▶ Written request:
Copy out all of the material exactly as presented.

▶ Extracted information:
>>

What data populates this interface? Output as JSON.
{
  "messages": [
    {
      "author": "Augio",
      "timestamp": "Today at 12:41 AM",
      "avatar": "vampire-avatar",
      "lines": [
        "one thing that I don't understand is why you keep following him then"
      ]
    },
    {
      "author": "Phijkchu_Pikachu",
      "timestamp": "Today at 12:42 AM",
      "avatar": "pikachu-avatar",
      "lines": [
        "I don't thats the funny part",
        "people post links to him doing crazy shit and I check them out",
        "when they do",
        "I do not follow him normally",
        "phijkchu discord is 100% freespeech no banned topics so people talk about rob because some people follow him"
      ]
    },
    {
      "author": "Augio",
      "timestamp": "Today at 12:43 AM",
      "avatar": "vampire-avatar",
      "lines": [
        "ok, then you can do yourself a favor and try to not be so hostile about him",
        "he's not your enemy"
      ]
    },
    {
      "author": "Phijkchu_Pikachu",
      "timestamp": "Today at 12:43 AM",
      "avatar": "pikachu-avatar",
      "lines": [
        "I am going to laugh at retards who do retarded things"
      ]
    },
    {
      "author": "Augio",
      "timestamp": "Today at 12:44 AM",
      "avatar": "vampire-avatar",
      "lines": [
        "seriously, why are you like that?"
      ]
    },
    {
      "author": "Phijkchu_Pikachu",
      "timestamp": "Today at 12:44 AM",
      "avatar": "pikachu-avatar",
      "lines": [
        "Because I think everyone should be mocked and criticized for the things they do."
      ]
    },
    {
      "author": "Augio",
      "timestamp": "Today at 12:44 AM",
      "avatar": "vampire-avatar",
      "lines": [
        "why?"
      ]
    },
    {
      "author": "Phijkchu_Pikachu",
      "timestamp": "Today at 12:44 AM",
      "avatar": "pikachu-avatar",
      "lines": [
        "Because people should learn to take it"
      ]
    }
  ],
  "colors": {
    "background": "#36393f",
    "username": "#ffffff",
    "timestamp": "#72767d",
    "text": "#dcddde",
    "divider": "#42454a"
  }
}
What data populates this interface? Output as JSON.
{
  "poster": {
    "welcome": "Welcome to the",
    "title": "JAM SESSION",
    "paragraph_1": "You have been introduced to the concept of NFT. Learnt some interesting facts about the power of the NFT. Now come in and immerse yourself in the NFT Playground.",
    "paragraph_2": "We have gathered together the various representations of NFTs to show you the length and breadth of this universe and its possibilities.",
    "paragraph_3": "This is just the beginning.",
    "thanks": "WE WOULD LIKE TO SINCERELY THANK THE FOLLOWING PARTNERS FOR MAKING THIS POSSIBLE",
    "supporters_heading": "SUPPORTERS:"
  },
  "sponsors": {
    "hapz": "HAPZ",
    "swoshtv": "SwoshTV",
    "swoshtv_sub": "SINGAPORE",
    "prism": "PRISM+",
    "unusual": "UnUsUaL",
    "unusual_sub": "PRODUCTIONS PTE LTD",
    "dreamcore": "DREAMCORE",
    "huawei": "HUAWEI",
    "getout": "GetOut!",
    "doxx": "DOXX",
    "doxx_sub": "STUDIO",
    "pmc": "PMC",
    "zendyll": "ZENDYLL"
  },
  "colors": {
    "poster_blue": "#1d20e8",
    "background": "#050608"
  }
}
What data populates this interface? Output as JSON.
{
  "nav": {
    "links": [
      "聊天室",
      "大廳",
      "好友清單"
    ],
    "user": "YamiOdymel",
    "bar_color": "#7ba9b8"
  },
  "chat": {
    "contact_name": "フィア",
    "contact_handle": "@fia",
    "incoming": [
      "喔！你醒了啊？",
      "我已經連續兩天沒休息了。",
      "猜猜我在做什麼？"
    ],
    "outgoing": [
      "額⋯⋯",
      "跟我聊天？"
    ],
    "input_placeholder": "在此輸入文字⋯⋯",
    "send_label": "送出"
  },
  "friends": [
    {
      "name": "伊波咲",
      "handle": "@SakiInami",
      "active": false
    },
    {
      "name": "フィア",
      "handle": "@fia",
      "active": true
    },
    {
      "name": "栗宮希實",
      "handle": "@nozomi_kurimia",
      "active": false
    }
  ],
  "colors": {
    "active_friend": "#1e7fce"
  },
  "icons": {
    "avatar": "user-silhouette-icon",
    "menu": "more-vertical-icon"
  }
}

<<

▶ Exercise answer:
What data populates this interface? Output as JSON.
{
  "messages": [
    {
      "author": "Augio",
      "timestamp": "Today at 12:41 AM",
      "avatar": "vampire-avatar",
      "lines": [
        "one thing that I don't understand is why you keep following him then"
      ]
    },
    {
      "author": "Phijkchu_Pikachu",
      "timestamp": "Today at 12:42 AM",
      "avatar": "pikachu-avatar",
      "lines": [
        "I don't thats the funny part",
        "people post links to him doing crazy shit and I check them out",
        "when they do",
        "I do not follow him normally",
        "phijkchu discord is 100% freespeech no banned topics so people talk about rob because some people follow him"
      ]
    },
    {
      "author": "Augio",
      "timestamp": "Today at 12:43 AM",
      "avatar": "vampire-avatar",
      "lines": [
        "ok, then you can do yourself a favor and try to not be so hostile about him",
        "he's not your enemy"
      ]
    },
    {
      "author": "Phijkchu_Pikachu",
      "timestamp": "Today at 12:43 AM",
      "avatar": "pikachu-avatar",
      "lines": [
        "I am going to laugh at retards who do retarded things"
      ]
    },
    {
      "author": "Augio",
      "timestamp": "Today at 12:44 AM",
      "avatar": "vampire-avatar",
      "lines": [
        "seriously, why are you like that?"
      ]
    },
    {
      "author": "Phijkchu_Pikachu",
      "timestamp": "Today at 12:44 AM",
      "avatar": "pikachu-avatar",
      "lines": [
        "Because I think everyone should be mocked and criticized for the things they do."
      ]
    },
    {
      "author": "Augio",
      "timestamp": "Today at 12:44 AM",
      "avatar": "vampire-avatar",
      "lines": [
        "why?"
      ]
    },
    {
      "author": "Phijkchu_Pikachu",
      "timestamp": "Today at 12:44 AM",
      "avatar": "pikachu-avatar",
      "lines": [
        "Because people should learn to take it"
      ]
    }
  ],
  "colors": {
    "background": "#36393f",
    "username": "#ffffff",
    "timestamp": "#72767d",
    "text": "#dcddde",
    "divider": "#42454a"
  }
}
What data populates this interface? Output as JSON.
{
  "poster": {
    "welcome": "Welcome to the",
    "title": "JAM SESSION",
    "paragraph_1": "You have been introduced to the concept of NFT. Learnt some interesting facts about the power of the NFT. Now come in and immerse yourself in the NFT Playground.",
    "paragraph_2": "We have gathered together the various representations of NFTs to show you the length and breadth of this universe and its possibilities.",
    "paragraph_3": "This is just the beginning.",
    "thanks": "WE WOULD LIKE TO SINCERELY THANK THE FOLLOWING PARTNERS FOR MAKING THIS POSSIBLE",
    "supporters_heading": "SUPPORTERS:"
  },
  "sponsors": {
    "hapz": "HAPZ",
    "swoshtv": "SwoshTV",
    "swoshtv_sub": "SINGAPORE",
    "prism": "PRISM+",
    "unusual": "UnUsUaL",
    "unusual_sub": "PRODUCTIONS PTE LTD",
    "dreamcore": "DREAMCORE",
    "huawei": "HUAWEI",
    "getout": "GetOut!",
    "doxx": "DOXX",
    "doxx_sub": "STUDIO",
    "pmc": "PMC",
    "zendyll": "ZENDYLL"
  },
  "colors": {
    "poster_blue": "#1d20e8",
    "background": "#050608"
  }
}
What data populates this interface? Output as JSON.
{
  "nav": {
    "links": [
      "聊天室",
      "大廳",
      "好友清單"
    ],
    "user": "YamiOdymel",
    "bar_color": "#7ba9b8"
  },
  "chat": {
    "contact_name": "フィア",
    "contact_handle": "@fia",
    "incoming": [
      "喔！你醒了啊？",
      "我已經連續兩天沒休息了。",
      "猜猜我在做什麼？"
    ],
    "outgoing": [
      "額⋯⋯",
      "跟我聊天？"
    ],
    "input_placeholder": "在此輸入文字⋯⋯",
    "send_label": "送出"
  },
  "friends": [
    {
      "name": "伊波咲",
      "handle": "@SakiInami",
      "active": false
    },
    {
      "name": "フィア",
      "handle": "@fia",
      "active": true
    },
    {
      "name": "栗宮希實",
      "handle": "@nozomi_kurimia",
      "active": false
    }
  ],
  "colors": {
    "active_friend": "#1e7fce"
  },
  "icons": {
    "avatar": "user-silhouette-icon",
    "menu": "more-vertical-icon"
  }
}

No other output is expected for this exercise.